— START Task material —

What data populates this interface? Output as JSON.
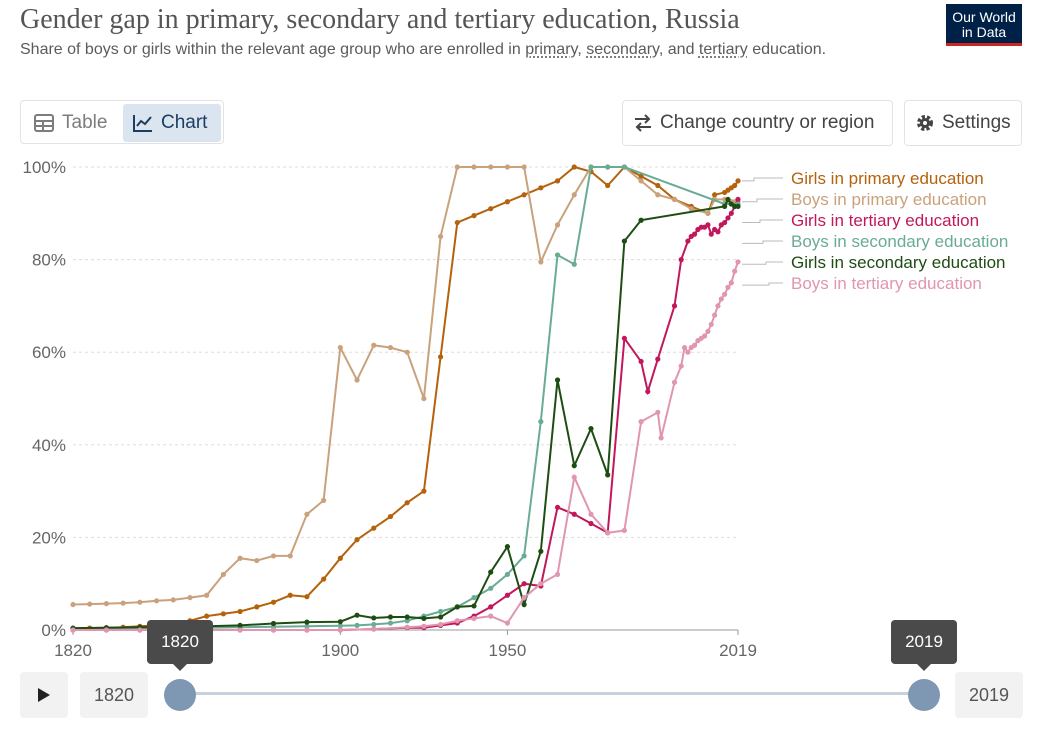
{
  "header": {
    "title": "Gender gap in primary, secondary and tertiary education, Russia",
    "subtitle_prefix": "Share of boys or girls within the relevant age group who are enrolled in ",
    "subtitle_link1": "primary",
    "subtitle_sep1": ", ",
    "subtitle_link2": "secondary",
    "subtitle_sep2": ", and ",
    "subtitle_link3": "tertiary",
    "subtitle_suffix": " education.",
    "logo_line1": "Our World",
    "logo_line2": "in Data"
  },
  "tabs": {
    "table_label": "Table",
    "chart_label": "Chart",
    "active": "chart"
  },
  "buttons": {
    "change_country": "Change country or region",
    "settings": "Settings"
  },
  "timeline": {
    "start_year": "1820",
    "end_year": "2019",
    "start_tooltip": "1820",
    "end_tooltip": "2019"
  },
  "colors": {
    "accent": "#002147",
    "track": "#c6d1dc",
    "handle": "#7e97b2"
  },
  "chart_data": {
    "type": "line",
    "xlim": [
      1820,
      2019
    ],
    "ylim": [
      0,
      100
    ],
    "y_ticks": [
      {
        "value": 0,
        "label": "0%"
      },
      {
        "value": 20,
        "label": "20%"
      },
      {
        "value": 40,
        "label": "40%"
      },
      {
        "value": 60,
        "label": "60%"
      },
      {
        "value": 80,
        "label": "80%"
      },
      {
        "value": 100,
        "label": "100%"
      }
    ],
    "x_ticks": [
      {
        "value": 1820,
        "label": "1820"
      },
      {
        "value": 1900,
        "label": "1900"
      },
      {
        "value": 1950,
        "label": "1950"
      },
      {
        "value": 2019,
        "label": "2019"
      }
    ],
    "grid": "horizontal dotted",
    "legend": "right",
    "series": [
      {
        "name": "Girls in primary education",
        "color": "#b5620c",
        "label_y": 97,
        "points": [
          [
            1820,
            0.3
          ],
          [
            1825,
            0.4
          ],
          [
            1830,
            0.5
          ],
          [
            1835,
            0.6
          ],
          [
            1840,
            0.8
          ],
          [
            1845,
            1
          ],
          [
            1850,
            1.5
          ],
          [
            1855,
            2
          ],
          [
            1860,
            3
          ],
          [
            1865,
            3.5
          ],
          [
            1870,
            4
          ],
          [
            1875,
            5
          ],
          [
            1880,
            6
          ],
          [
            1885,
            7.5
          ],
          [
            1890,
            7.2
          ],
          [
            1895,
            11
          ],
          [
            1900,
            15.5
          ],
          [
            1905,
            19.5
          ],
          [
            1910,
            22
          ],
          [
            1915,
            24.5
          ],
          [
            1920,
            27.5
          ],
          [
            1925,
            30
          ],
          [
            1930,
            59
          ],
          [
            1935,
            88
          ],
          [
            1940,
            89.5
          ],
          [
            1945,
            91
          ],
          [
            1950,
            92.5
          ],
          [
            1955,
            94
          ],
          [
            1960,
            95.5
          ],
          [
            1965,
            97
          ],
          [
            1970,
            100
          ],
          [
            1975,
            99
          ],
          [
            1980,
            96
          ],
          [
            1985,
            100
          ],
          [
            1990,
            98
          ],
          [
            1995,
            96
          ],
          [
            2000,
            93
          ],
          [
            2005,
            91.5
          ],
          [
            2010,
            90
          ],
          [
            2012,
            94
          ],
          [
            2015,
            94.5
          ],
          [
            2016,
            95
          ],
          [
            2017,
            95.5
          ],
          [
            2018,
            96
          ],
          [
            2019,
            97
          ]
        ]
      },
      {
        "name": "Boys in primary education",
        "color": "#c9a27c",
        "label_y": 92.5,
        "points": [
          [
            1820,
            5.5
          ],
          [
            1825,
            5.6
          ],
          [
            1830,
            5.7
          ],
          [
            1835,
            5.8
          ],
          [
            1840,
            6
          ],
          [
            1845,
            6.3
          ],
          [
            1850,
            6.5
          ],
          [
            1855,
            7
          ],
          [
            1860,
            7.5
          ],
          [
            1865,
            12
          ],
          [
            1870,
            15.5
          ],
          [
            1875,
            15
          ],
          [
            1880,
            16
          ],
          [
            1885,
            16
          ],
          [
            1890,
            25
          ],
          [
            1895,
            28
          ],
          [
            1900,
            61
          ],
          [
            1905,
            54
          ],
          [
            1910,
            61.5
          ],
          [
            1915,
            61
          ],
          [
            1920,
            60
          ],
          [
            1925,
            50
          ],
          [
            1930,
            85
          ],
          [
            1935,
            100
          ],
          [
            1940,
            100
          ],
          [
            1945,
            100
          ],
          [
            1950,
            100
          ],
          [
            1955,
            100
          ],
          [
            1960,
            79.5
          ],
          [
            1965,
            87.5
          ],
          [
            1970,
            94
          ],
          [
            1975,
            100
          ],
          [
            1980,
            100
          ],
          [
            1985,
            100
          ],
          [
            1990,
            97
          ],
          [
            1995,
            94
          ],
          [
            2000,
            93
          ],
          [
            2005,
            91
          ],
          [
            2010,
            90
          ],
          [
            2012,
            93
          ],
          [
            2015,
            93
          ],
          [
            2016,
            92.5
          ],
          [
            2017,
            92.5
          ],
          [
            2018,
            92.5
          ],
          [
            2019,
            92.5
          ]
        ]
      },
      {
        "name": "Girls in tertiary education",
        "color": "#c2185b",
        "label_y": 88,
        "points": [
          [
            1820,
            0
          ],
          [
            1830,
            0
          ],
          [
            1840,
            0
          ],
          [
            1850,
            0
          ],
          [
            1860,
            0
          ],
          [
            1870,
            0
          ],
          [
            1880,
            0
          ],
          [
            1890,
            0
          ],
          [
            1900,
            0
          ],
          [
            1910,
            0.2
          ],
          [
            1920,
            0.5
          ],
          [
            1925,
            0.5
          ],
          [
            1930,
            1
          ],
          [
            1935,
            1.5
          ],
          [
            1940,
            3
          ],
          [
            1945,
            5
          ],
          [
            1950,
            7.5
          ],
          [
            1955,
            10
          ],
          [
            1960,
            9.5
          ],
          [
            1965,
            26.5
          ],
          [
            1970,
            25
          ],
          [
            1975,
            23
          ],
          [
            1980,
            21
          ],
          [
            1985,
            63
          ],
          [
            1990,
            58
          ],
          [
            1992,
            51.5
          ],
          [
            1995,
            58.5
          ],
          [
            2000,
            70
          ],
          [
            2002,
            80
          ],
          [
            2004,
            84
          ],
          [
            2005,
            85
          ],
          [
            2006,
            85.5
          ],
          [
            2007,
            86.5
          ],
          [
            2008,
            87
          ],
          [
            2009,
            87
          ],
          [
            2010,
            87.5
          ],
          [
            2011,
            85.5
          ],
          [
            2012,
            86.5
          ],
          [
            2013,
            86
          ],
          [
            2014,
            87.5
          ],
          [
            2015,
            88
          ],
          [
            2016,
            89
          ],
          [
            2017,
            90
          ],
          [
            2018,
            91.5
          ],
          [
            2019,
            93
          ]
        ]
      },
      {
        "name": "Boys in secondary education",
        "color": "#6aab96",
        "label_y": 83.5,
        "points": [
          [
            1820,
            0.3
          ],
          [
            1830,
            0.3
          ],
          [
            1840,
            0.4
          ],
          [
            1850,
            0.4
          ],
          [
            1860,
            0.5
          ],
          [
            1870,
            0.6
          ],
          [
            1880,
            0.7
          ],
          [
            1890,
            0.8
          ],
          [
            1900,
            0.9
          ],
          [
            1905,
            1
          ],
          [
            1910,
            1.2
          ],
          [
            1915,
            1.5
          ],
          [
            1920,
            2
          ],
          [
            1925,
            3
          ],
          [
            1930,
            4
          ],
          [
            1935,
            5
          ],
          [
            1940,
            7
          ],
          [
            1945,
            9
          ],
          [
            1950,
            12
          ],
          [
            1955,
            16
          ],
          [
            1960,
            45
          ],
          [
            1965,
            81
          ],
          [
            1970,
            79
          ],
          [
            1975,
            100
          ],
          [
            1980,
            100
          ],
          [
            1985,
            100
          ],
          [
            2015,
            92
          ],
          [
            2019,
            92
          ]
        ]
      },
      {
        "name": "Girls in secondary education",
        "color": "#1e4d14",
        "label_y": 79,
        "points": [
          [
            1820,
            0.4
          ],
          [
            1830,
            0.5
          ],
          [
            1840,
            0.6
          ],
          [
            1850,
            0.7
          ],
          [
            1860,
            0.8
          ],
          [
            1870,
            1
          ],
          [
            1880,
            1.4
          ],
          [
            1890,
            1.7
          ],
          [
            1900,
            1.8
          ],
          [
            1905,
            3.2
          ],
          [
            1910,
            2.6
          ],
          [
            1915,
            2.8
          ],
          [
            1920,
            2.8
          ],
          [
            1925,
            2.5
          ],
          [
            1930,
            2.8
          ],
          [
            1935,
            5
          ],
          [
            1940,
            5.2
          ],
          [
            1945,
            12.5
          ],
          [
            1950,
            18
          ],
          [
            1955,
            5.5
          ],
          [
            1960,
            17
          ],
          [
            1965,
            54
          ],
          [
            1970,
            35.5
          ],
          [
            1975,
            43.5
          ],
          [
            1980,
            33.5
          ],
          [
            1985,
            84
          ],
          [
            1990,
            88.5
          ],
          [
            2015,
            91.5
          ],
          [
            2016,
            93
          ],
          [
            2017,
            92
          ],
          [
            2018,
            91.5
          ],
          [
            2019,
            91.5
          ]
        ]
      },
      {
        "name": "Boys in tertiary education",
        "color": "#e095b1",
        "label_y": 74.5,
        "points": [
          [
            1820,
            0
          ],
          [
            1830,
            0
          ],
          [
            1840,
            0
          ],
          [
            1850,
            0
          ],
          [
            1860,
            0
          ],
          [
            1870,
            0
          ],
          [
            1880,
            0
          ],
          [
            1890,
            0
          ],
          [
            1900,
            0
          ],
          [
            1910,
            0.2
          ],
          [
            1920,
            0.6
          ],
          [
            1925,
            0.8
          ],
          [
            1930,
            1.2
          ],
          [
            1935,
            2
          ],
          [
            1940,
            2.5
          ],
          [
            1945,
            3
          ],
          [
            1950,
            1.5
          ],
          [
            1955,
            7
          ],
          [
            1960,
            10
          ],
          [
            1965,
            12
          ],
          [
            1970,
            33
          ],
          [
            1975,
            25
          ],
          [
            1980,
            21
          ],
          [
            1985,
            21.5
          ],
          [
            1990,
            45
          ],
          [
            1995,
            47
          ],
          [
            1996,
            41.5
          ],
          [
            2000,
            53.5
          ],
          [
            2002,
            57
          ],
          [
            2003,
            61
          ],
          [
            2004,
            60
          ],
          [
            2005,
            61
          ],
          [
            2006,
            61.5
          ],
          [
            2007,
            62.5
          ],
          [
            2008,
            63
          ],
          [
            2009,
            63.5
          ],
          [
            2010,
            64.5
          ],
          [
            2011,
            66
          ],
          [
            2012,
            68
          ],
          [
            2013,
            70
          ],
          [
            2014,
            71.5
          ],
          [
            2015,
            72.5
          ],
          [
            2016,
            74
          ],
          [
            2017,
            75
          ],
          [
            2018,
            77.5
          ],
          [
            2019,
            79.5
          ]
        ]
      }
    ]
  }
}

— END Task material —

Gather up the lines containing the word "name" from these records and copy them.

        "name": "Girls in primary education",
        "name": "Boys in primary education",
        "name": "Girls in tertiary education",
        "name": "Boys in secondary education",
        "name": "Girls in secondary education",
        "name": "Boys in tertiary education",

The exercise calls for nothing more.